Raw records:
....................

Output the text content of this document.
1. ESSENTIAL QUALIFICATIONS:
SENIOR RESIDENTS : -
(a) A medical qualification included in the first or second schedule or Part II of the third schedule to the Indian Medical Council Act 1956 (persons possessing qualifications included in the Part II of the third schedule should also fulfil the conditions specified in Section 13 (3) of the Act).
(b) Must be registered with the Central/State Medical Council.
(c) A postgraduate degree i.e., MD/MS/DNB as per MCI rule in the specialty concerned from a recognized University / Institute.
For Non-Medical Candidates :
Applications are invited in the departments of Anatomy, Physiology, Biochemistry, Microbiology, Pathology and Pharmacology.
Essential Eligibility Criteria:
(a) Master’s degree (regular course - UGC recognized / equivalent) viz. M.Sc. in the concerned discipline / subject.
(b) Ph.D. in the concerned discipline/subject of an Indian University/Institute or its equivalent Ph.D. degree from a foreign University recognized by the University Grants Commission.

....................

Exercise: Every line in the data above that contains "concerned" needs to be copied.

Right answer:
(c) A postgraduate degree i.e., MD/MS/DNB as per MCI rule in the specialty concerned from a recognized University / Institute.
(a) Master’s degree (regular course - UGC recognized / equivalent) viz. M.Sc. in the concerned discipline / subject.
(b) Ph.D. in the concerned discipline/subject of an Indian University/Institute or its equivalent Ph.D. degree from a foreign University recognized by the University Grants Commission.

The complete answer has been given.